## DATA TO USE
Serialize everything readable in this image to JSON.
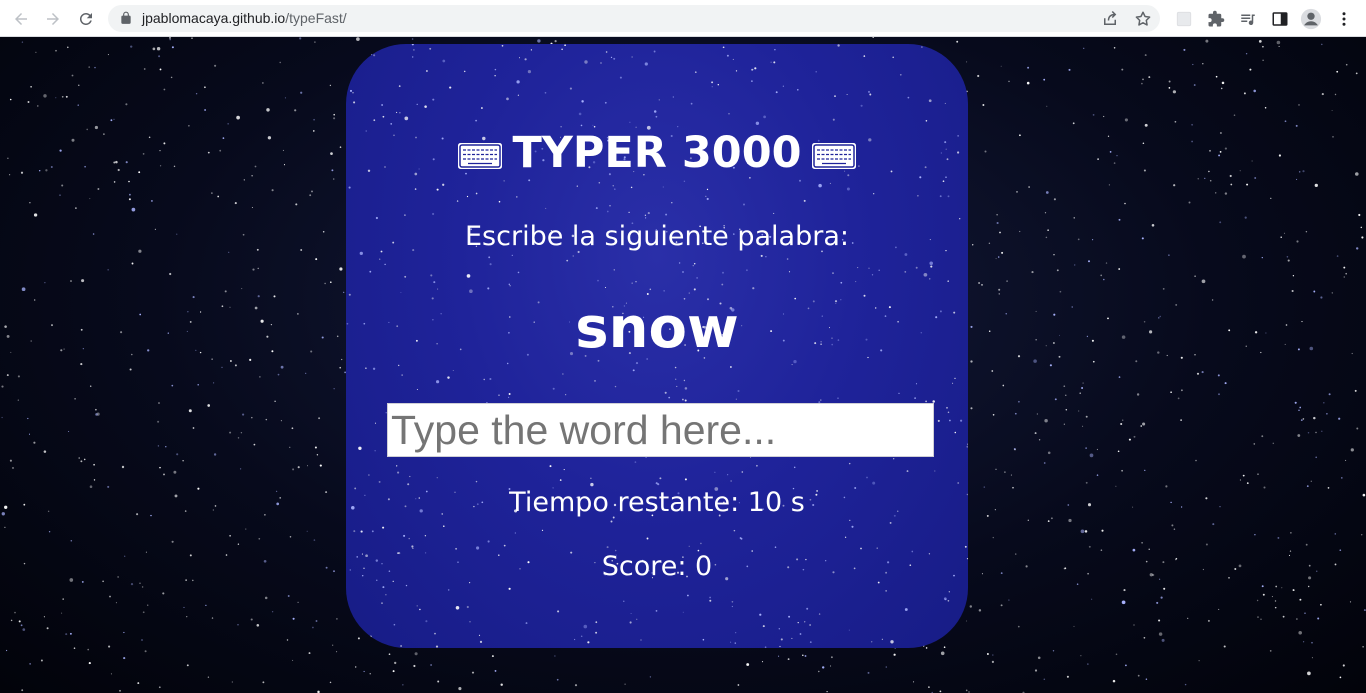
{
  "browser": {
    "url_host": "jpablomacaya.github.io",
    "url_path": "/typeFast/",
    "icons": {
      "back": "back-arrow-icon",
      "forward": "forward-arrow-icon",
      "reload": "reload-icon",
      "lock": "lock-icon",
      "share": "share-icon",
      "bookmark": "star-icon",
      "extensions": "puzzle-icon",
      "media": "media-queue-icon",
      "sidepanel": "side-panel-icon",
      "profile": "profile-icon",
      "menu": "kebab-menu-icon"
    }
  },
  "game": {
    "title_text": "TYPER 3000",
    "title_icon": "keyboard-icon",
    "prompt": "Escribe la siguiente palabra:",
    "word": "snow",
    "input_placeholder": "Type the word here...",
    "time_label": "Tiempo restante: 10 s",
    "score_label": "Score: 0"
  },
  "colors": {
    "card_bg": "#1f239a",
    "text": "#ffffff",
    "page_bg": "#05071a"
  }
}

## EXERCISE
How many lines in these entries hold the string "word"? Answer with the number alone.

## RESPONSE
2